--- Start of DATA TO USE ---

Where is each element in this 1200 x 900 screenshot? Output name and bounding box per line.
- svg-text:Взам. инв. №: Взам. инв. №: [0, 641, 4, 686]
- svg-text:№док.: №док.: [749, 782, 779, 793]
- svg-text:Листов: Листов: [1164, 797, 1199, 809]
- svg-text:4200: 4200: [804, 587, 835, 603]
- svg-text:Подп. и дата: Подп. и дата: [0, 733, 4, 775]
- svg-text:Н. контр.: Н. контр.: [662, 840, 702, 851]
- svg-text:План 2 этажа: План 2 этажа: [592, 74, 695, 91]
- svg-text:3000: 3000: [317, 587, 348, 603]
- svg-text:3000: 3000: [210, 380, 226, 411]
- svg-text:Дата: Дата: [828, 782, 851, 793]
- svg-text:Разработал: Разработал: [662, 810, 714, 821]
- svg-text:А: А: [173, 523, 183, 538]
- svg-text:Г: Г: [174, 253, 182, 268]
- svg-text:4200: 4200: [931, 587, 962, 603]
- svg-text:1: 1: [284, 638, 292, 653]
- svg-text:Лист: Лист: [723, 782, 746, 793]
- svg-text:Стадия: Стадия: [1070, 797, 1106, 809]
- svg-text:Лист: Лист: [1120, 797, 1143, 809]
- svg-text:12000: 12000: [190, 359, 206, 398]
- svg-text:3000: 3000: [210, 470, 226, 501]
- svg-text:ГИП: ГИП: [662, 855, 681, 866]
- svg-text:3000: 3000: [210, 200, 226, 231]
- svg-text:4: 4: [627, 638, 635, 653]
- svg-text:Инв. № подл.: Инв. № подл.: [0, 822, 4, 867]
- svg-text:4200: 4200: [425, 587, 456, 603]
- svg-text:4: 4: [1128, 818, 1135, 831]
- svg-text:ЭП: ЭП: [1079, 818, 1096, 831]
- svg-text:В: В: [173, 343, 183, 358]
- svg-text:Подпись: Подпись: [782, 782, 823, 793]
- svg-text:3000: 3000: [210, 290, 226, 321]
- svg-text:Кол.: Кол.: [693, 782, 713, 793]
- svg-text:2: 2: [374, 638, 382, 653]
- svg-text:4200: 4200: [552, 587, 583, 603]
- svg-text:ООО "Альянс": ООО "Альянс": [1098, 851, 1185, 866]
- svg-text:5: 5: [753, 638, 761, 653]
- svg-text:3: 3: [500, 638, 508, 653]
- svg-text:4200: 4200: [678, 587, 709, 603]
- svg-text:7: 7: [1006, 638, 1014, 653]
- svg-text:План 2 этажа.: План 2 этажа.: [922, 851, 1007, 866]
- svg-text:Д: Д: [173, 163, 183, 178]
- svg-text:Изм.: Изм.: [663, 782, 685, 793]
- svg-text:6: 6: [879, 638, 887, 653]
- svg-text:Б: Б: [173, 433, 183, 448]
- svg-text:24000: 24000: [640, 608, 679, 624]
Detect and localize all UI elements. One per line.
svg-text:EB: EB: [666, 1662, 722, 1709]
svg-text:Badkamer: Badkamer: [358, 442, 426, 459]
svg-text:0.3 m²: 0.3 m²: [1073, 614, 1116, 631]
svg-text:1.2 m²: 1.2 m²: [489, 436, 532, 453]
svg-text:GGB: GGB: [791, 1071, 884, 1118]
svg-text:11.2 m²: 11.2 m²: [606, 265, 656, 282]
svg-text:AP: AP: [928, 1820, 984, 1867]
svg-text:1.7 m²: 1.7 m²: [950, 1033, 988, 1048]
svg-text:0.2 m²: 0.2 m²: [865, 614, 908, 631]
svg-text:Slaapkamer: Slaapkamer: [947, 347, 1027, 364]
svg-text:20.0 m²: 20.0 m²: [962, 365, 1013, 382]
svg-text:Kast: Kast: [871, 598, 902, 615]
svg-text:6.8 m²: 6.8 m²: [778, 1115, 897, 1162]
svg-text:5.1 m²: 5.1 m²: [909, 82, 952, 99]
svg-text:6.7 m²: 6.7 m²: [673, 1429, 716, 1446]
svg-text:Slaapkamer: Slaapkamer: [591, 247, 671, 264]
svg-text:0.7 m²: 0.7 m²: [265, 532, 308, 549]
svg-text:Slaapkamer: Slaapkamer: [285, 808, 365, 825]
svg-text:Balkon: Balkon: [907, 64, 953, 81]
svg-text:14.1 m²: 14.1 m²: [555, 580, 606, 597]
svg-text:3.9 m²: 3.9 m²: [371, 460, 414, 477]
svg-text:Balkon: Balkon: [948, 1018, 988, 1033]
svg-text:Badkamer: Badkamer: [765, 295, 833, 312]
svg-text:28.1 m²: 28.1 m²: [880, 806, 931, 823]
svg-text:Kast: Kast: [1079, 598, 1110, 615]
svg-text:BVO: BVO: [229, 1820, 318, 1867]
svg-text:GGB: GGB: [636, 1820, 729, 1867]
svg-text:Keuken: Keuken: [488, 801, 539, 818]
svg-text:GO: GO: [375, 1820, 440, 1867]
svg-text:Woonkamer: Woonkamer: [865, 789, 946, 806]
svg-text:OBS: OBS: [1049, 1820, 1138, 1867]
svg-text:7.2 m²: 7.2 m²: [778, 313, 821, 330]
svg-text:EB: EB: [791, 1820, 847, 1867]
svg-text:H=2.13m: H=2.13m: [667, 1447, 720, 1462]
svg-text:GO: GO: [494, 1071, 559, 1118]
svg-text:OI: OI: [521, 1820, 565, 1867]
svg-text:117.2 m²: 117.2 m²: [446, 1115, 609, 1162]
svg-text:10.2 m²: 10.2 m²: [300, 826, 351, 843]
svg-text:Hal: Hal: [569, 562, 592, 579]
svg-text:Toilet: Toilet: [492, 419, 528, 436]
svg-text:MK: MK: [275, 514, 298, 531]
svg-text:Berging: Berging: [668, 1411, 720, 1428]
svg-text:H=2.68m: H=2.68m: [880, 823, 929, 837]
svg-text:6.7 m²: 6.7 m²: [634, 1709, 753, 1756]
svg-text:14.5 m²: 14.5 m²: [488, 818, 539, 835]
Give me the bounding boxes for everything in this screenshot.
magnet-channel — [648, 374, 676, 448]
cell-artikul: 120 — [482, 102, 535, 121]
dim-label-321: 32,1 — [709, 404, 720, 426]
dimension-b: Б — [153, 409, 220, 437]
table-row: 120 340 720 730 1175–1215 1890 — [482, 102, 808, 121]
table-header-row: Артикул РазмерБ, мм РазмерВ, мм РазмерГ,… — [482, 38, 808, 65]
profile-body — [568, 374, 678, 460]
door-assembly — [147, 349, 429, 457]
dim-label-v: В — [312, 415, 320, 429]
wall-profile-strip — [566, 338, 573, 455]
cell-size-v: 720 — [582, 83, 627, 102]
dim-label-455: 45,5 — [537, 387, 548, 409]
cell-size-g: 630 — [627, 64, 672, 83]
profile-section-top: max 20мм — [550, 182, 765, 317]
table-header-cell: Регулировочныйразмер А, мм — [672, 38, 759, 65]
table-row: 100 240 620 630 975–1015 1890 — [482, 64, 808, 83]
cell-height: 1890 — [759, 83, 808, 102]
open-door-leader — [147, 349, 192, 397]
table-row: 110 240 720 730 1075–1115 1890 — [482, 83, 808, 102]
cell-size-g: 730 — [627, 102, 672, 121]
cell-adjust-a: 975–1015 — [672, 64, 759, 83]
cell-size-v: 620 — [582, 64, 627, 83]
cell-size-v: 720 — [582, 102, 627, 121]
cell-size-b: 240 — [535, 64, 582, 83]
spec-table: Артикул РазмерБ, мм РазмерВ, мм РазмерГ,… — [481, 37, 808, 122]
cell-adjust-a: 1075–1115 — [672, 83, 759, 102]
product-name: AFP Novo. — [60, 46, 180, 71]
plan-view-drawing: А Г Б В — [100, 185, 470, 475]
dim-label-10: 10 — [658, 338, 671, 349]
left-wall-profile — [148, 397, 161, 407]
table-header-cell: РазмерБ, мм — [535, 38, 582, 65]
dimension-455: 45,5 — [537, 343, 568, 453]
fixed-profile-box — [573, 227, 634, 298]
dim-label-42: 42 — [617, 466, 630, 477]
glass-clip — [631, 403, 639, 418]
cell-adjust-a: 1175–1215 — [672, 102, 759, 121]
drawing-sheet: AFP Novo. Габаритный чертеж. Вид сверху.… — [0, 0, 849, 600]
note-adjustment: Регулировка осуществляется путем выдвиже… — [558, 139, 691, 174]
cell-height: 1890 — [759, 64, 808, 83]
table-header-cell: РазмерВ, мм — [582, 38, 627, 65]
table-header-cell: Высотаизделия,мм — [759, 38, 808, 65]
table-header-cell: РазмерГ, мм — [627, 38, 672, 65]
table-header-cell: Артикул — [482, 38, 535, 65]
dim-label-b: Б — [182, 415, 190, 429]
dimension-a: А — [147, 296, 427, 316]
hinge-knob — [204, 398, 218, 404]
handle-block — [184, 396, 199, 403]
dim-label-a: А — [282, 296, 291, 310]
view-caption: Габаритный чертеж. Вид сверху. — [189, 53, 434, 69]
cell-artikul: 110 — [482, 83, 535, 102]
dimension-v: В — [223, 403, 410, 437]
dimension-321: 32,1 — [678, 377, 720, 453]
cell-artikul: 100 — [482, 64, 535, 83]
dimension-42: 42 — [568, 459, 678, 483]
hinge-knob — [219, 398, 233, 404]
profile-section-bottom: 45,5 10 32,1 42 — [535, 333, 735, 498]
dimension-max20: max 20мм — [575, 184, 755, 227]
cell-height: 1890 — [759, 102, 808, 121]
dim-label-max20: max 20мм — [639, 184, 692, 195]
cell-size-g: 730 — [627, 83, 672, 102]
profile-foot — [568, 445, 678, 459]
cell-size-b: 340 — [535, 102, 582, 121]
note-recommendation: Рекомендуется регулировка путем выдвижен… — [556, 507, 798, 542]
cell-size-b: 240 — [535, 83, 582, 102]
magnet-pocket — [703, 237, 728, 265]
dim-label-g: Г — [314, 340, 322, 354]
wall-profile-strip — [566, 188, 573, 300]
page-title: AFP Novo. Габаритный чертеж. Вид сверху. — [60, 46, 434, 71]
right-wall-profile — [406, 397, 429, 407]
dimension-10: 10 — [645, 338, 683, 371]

--- End of DATA TO USE ---

→ **SET PROBLEM**
Find every line in the data above that contains the string "height" and copy each one in full. Uppercase and lowercase letters count as different.

→ **FINISHED TASK**
cell-height: 1890 — [759, 83, 808, 102]
cell-height: 1890 — [759, 64, 808, 83]
cell-height: 1890 — [759, 102, 808, 121]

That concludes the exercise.